■ **Consigne donnée 1**
Répondez aux questions suivantes à partir du texte sur Iwakuren ci-dessous :
(a) Quelle femme a trouvé la mort à Iwakuren, selon le texte ?
(b) Combien de chouhada le texte mentionne-t-il ?
(c) Quels sont les deux douars que l'armée française a rasés ?
■ **Consigne donnée 2**
Recopiez fidèlement, dans le texte sur Iwakuren ci-dessous, le passage allant de « Iwakuren a été » jusqu'à « de la Soummam. ».
■ **Consigne donnée 3**
Poursuivez le texte sur Iwakuren ci-dessous à partir de sa dernière phrase.

■ **Extrait du document**

====

Iwakuren a été un des bastions de la grande résistance et un lieu des grandes batailles.
Ils ont aussi été un peuple d’engagement exemplaire et de totale confiance. N’est-ce pas à Iwakuren que le colonel Amirouche pouvait se permettre, lors de ses fréquents passages, de se déchausser et s’y reposer ? Il ne se déchaussait que rarement car il était très vigilant et en perpétuel déplacement.
N’est-ce pas à Iwakuren que Malika Gaïd trouva la mort ? Sa stèle y est toujours visible.
Dda Arab Awakur (Hamraoui Arab, encore vivant) fût parmi les premiers condamnés à mort par la France coloniale, aux côtés, entre autres, de Rabah Bitat, Ali Zamoum, Bachir Boumaza, Zabana.
Da L’Mouloud Awakur (Chahid lieutenant Amrouche Mouloud) a activement milité et participé à la tenue au Congrès de la Soummam.
D’autres noms, parmi les 114 chouhada et les moudjahidine encore en vie, ont marqué la guerre de Libération par leur fidèle engagement et par leur bravoure sans faille.
Ils méritent tous, les meilleurs des égards et beaucoup de respect. C’est un devoir de notre part.
Compte tenu des difficultés qu’a eu l’armée Française à maîtriser l’Arch Iwakuren, elle décida, en Juin puis le 4 novembre 1957, d’évacuer la population puis de raser totalement les deux douars (Ighzer et Taddart). Les mortiers les ont ensuite réduits en ruines.
Les ruines sont malheureusement encore présentes.
La population implore les autorités locales et à leur tête monsieur le Wali dont le maintien à la tête de notre wilaya a suscité contentement et espoir, afin de rendre la vie à Iwakuren possible par :
– Le rétablissement de l’alimentation en énergie électrique. Un projet que monsieur le Wali a accordé et que nous attendons depuis 2 années.

====

■ **Matériel fourni**
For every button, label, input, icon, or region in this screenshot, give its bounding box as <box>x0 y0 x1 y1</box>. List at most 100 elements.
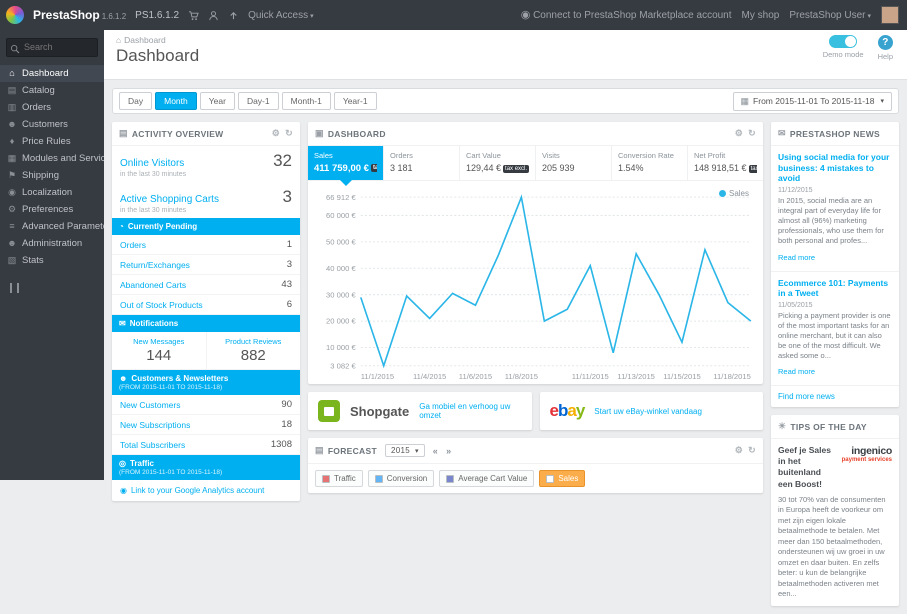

====

■ **Réponse attendue 1**
(a) Malika Gaïd.
(b) 114.
(c) Ighzer et Taddart.

■ **Réponse attendue 2**
Iwakuren a été un des bastions de la grande résistance et un lieu des grandes batailles.
Ils ont aussi été un peuple d’engagement exemplaire et de totale confiance. N’est-ce pas à Iwakuren que le colonel Amirouche pouvait se permettre, lors de ses fréquents passages, de se déchausser et s’y reposer ? Il ne se déchaussait que rarement car il était très vigilant et en perpétuel déplacement.
N’est-ce pas à Iwakuren que Malika Gaïd trouva la mort ? Sa stèle y est toujours visible.
Dda Arab Awakur (Hamraoui Arab, encore vivant) fût parmi les premiers condamnés à mort par la France coloniale, aux côtés, entre autres, de Rabah Bitat, Ali Zamoum, Bachir Boumaza, Zabana.
Da L’Mouloud Awakur (Chahid lieutenant Amrouche Mouloud) a activement milité et participé à la tenue au Congrès de la Soummam.

■ **Réponse attendue 3**
– La restauration du cimetière des chouhada et le bitumage de son accès : L’enveloppe financière a été débloquée et réservée.
– L’amélioration du stockage et de l’adduction en eau potable. Effet bizarre pour un douar de montagne : Nous achetons souvent de l’eau en citerne pour nos projets de construction.
– Le bitumage de quelques tronçons de routes.
– La restauration de l’école primaire.
– L’ouverture des pistes agricoles.
– Autres besoins
Après le 1er Novembre, Taddart Iwakuren se prépare pour célébrer un autre grand événement : Celui du 04 Novembre 1957, date à laquelle la population a été évacuée et les maisons rasées (prévu pour le vendredi 5 novembre 2010).
Nous ne pouvons oublier ce malheureux souvenir et nous souhaitons l’ajouter au parcours historique de notre Arch.
La presse, un grand cinéaste et des invités seront parmi nous.
Nous voulons en faire un grand jour et nous espérons que des réponses soient données à nos doléances afin de nous permettre de goûter à d’autres jours agréables, fruit de notre mérite, tant historique que présent.
Que les pouvoirs locaux, à commencer par l’APC de Saharidj, en passant par la daïra, les services Techniques et les directions de wilaya, la Sonelgaz et monsieur le wali, nous viennent en aide et en soutien avec la réalisation des projets susceptibles de réanimer la vie à Iwakuren.
Nous sommes à l’écoute de ce qui sera entrepris et nous gardons un réel espoir pour que les prochains jours soient bons et beaux pour nous éviter d’autres déceptions et nous faire oublier ce long temps perdu.
Comment convaincre la jeunesse d’aujourd’hui de prendre le flambeau lorsque nous n’avons aucune réponse à donner à ces enfants qui se demandent pourquoi est-ce que le cimetière est dans cet état et pourquoi est-ce que les tombes des chouhada sont complètement défoncées ?
Nos excuses à nos valeureux chouhada et merci à tous les responsables locaux pour leurs promptes réactions au profit d’un douar en détresse.